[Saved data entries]
********

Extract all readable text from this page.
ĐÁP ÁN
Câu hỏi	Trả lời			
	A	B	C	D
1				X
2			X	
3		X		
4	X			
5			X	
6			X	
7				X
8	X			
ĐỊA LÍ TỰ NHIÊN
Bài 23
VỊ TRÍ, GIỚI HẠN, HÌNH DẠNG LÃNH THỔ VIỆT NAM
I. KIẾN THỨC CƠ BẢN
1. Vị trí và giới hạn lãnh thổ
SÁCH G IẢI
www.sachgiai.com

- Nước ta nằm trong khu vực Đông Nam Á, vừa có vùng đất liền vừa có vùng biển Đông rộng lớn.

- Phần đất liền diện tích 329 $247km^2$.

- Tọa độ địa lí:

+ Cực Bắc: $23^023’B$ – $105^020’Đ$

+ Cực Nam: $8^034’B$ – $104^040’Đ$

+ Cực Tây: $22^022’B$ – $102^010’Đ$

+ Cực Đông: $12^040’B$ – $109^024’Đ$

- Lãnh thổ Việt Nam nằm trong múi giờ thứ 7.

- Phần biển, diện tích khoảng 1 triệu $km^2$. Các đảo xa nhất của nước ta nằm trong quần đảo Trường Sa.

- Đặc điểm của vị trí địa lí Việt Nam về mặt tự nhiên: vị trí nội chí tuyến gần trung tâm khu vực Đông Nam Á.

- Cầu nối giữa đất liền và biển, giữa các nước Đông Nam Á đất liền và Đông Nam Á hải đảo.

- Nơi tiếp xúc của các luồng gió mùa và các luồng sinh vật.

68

********

-- Objective --
Retype the listing above in full, with no alterations.

-- Answer to this problem --
Extract all readable text from this page.
ĐÁP ÁN
Câu hỏi	Trả lời			
	A	B	C	D
1				X
2			X	
3		X		
4	X			
5			X	
6			X	
7				X
8	X			
ĐỊA LÍ TỰ NHIÊN
Bài 23
VỊ TRÍ, GIỚI HẠN, HÌNH DẠNG LÃNH THỔ VIỆT NAM
I. KIẾN THỨC CƠ BẢN
1. Vị trí và giới hạn lãnh thổ
SÁCH G IẢI
www.sachgiai.com

- Nước ta nằm trong khu vực Đông Nam Á, vừa có vùng đất liền vừa có vùng biển Đông rộng lớn.

- Phần đất liền diện tích 329 $247km^2$.

- Tọa độ địa lí:

+ Cực Bắc: $23^023’B$ – $105^020’Đ$

+ Cực Nam: $8^034’B$ – $104^040’Đ$

+ Cực Tây: $22^022’B$ – $102^010’Đ$

+ Cực Đông: $12^040’B$ – $109^024’Đ$

- Lãnh thổ Việt Nam nằm trong múi giờ thứ 7.

- Phần biển, diện tích khoảng 1 triệu $km^2$. Các đảo xa nhất của nước ta nằm trong quần đảo Trường Sa.

- Đặc điểm của vị trí địa lí Việt Nam về mặt tự nhiên: vị trí nội chí tuyến gần trung tâm khu vực Đông Nam Á.

- Cầu nối giữa đất liền và biển, giữa các nước Đông Nam Á đất liền và Đông Nam Á hải đảo.

- Nơi tiếp xúc của các luồng gió mùa và các luồng sinh vật.

68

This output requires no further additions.